_Given instruction_
Make an exact copy of all the records.

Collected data
— Start —

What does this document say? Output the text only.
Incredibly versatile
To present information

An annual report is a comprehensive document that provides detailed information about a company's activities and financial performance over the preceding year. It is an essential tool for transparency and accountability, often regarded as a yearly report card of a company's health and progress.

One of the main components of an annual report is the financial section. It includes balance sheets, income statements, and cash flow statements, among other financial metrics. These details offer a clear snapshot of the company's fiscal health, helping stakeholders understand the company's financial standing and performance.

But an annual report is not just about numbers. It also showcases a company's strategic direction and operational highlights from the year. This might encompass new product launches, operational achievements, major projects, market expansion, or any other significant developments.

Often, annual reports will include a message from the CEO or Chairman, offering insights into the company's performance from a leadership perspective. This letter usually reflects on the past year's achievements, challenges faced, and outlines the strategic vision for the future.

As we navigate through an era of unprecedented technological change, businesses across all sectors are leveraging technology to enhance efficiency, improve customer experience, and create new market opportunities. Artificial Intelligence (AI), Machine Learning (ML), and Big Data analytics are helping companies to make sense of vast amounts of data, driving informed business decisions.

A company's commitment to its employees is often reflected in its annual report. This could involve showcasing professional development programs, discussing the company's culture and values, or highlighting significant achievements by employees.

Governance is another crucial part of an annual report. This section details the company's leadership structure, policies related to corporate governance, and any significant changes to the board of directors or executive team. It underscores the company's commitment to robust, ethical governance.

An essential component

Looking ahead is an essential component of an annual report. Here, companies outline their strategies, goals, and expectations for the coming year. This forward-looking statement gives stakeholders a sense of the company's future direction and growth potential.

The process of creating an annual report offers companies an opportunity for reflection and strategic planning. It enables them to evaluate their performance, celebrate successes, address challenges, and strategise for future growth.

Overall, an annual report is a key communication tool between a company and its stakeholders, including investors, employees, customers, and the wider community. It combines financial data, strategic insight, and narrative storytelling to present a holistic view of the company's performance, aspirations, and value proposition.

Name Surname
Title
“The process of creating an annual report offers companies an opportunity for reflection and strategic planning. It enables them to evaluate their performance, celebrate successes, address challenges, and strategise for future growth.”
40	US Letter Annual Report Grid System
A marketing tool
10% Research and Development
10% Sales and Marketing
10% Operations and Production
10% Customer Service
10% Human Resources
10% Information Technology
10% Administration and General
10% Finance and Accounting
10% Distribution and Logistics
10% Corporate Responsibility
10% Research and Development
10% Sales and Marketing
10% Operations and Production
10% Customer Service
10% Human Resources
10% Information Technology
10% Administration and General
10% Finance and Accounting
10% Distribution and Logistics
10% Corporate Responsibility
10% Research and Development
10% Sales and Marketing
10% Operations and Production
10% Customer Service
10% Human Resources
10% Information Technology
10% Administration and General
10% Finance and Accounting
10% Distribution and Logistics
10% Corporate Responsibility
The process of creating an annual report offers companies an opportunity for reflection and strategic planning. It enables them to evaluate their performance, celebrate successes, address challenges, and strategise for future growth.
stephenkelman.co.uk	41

— End —

_The solution_
What does this document say? Output the text only.
Incredibly versatile
To present information

An annual report is a comprehensive document that provides detailed information about a company's activities and financial performance over the preceding year. It is an essential tool for transparency and accountability, often regarded as a yearly report card of a company's health and progress.

One of the main components of an annual report is the financial section. It includes balance sheets, income statements, and cash flow statements, among other financial metrics. These details offer a clear snapshot of the company's fiscal health, helping stakeholders understand the company's financial standing and performance.

But an annual report is not just about numbers. It also showcases a company's strategic direction and operational highlights from the year. This might encompass new product launches, operational achievements, major projects, market expansion, or any other significant developments.

Often, annual reports will include a message from the CEO or Chairman, offering insights into the company's performance from a leadership perspective. This letter usually reflects on the past year's achievements, challenges faced, and outlines the strategic vision for the future.

As we navigate through an era of unprecedented technological change, businesses across all sectors are leveraging technology to enhance efficiency, improve customer experience, and create new market opportunities. Artificial Intelligence (AI), Machine Learning (ML), and Big Data analytics are helping companies to make sense of vast amounts of data, driving informed business decisions.

A company's commitment to its employees is often reflected in its annual report. This could involve showcasing professional development programs, discussing the company's culture and values, or highlighting significant achievements by employees.

Governance is another crucial part of an annual report. This section details the company's leadership structure, policies related to corporate governance, and any significant changes to the board of directors or executive team. It underscores the company's commitment to robust, ethical governance.

An essential component

Looking ahead is an essential component of an annual report. Here, companies outline their strategies, goals, and expectations for the coming year. This forward-looking statement gives stakeholders a sense of the company's future direction and growth potential.

The process of creating an annual report offers companies an opportunity for reflection and strategic planning. It enables them to evaluate their performance, celebrate successes, address challenges, and strategise for future growth.

Overall, an annual report is a key communication tool between a company and its stakeholders, including investors, employees, customers, and the wider community. It combines financial data, strategic insight, and narrative storytelling to present a holistic view of the company's performance, aspirations, and value proposition.

Name Surname
Title
“The process of creating an annual report offers companies an opportunity for reflection and strategic planning. It enables them to evaluate their performance, celebrate successes, address challenges, and strategise for future growth.”
40	US Letter Annual Report Grid System
A marketing tool
10% Research and Development
10% Sales and Marketing
10% Operations and Production
10% Customer Service
10% Human Resources
10% Information Technology
10% Administration and General
10% Finance and Accounting
10% Distribution and Logistics
10% Corporate Responsibility
10% Research and Development
10% Sales and Marketing
10% Operations and Production
10% Customer Service
10% Human Resources
10% Information Technology
10% Administration and General
10% Finance and Accounting
10% Distribution and Logistics
10% Corporate Responsibility
10% Research and Development
10% Sales and Marketing
10% Operations and Production
10% Customer Service
10% Human Resources
10% Information Technology
10% Administration and General
10% Finance and Accounting
10% Distribution and Logistics
10% Corporate Responsibility
The process of creating an annual report offers companies an opportunity for reflection and strategic planning. It enables them to evaluate their performance, celebrate successes, address challenges, and strategise for future growth.
stephenkelman.co.uk	41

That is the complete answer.